# My 1st Bobcat



## hunter3015 (Nov 27, 2013)

Look what was waiting for me this morning, my first bocat


----------



## azpredatorhunter (Jul 24, 2012)

Congrats! Nice looking bobcat!


----------



## savage12 (Dec 4, 2013)

nice picture he doesnt look very happy!


----------



## sneakygroundbuzzard (Nov 1, 2012)

Congrats
That's a real nice looking cat


----------



## azpredatorhunter (Jul 24, 2012)

savage12 said:


> he doesnt look very happy!


 He will be smiling ear to ear on the stretcher...Happy Happy Happy


----------



## youngdon (Mar 10, 2010)

Nice Bob ! Congrats ! You'll remember that one !


----------



## Ruger (Jan 22, 2011)

Awesome!!!!!! Congrats! Good looking cat.


----------



## jswift (Dec 24, 2012)

Congrats on the first bobcat--Good Job!


----------



## hassell (Feb 9, 2010)

Congrats. on the cat., thanks for sharing.


----------



## jimmy shutt (Jun 2, 2013)

good catch great pic


----------



## catcapper (Feb 11, 2010)

Nice pussycat hunter3015.

awprint:


----------



## stevec (Jul 9, 2013)

He may not "look" happy but, he just needs a hug!

Congrats!

Steve


----------



## 220swift (Mar 2, 2011)

pretty kitty! congrats on the 1st


----------



## dwtrees (Mar 5, 2012)

Congrats on the nice looking cat. Its a good thing its in a trap because it looks like he will tear you a new one. lol


----------



## NattyB (Jan 5, 2012)

Congrats! Congrats! It's like Christmas morning to find that under your tree.


----------

## [SET EXERCISE A]
From the bobcat forum thread, quote the words starting at "## dwtrees (Mar" and ending at "(Jan 5, 2012)".
## [SET EXERCISE B]
Print the lines of the first block of rows starting at the line that contains "Localize all elements." and ending at the line that contains "volume-indicator-label[interactable]: Vol (20)", and nothing else.

## [LISTING]
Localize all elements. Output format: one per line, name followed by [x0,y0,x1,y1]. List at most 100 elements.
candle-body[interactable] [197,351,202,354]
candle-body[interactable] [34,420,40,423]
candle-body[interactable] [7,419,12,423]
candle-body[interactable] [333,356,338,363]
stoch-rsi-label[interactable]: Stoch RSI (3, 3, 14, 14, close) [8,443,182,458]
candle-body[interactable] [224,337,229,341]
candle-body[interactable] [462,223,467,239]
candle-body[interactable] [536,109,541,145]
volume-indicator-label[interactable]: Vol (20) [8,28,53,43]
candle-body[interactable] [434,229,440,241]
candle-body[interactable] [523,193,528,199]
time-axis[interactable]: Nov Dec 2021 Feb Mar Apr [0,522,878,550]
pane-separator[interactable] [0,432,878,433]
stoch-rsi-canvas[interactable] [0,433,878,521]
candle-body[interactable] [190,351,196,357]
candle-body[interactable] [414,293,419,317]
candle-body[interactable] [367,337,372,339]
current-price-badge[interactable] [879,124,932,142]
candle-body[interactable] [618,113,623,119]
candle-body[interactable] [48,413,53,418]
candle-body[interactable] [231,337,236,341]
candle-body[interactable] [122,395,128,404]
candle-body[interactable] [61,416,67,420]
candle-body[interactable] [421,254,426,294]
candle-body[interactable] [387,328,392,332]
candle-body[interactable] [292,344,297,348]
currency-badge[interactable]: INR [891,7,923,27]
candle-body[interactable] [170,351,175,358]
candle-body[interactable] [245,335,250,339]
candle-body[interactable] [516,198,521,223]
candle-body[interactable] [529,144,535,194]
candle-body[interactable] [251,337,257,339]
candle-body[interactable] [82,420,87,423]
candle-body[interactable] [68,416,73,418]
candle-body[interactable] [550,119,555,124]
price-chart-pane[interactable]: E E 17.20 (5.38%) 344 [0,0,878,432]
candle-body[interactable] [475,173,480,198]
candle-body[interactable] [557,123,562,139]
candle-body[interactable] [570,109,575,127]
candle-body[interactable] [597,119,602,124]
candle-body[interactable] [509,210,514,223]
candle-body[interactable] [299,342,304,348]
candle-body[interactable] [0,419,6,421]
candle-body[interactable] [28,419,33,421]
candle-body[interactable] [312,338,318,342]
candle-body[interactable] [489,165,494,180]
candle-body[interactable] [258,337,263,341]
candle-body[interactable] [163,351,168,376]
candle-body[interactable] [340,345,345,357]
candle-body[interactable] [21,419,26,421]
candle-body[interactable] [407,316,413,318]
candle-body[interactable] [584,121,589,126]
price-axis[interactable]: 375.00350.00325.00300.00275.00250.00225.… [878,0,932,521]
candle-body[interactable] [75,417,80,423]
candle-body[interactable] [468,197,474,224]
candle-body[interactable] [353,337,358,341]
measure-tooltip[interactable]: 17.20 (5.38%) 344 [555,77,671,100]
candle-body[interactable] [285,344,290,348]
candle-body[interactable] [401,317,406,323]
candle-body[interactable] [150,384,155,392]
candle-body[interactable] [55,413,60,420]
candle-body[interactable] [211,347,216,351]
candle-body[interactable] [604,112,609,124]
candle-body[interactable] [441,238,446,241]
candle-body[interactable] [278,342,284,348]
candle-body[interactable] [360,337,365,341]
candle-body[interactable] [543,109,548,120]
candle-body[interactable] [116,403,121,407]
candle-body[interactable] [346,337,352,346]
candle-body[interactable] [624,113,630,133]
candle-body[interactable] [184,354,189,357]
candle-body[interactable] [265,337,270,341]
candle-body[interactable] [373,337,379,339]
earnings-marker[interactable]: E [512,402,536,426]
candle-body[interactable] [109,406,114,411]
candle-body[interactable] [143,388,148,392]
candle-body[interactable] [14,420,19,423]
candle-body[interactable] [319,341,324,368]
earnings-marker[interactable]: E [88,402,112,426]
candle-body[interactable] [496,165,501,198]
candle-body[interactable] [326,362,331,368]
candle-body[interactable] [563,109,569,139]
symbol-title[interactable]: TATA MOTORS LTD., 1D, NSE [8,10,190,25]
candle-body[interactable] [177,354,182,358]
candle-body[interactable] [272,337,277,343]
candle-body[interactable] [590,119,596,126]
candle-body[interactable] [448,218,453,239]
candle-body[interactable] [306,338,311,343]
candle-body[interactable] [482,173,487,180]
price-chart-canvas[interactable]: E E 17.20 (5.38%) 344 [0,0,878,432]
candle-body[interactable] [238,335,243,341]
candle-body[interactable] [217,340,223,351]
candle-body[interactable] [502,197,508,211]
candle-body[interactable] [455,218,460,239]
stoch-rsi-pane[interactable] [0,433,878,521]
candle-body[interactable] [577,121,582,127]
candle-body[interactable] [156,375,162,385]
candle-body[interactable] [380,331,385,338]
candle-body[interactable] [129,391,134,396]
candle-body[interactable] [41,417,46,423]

==

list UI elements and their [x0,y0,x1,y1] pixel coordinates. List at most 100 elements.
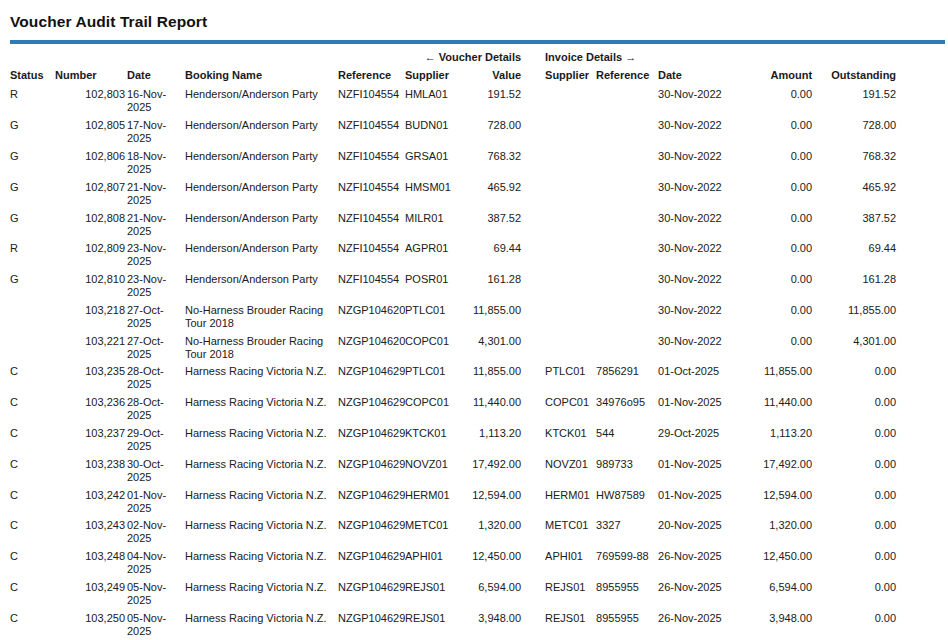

## [WRITTEN RESPONSE A]
## dwtrees (Mar 5, 2012)

Congrats on the nice looking cat. Its a good thing its in a trap because it looks like he will tear you a new one. lol


----------



## NattyB (Jan 5, 2012)

## [WRITTEN RESPONSE B]
Localize all elements. Output format: one per line, name followed by [x0,y0,x1,y1]. List at most 100 elements.
candle-body[interactable] [197,351,202,354]
candle-body[interactable] [34,420,40,423]
candle-body[interactable] [7,419,12,423]
candle-body[interactable] [333,356,338,363]
stoch-rsi-label[interactable]: Stoch RSI (3, 3, 14, 14, close) [8,443,182,458]
candle-body[interactable] [224,337,229,341]
candle-body[interactable] [462,223,467,239]
candle-body[interactable] [536,109,541,145]
volume-indicator-label[interactable]: Vol (20) [8,28,53,43]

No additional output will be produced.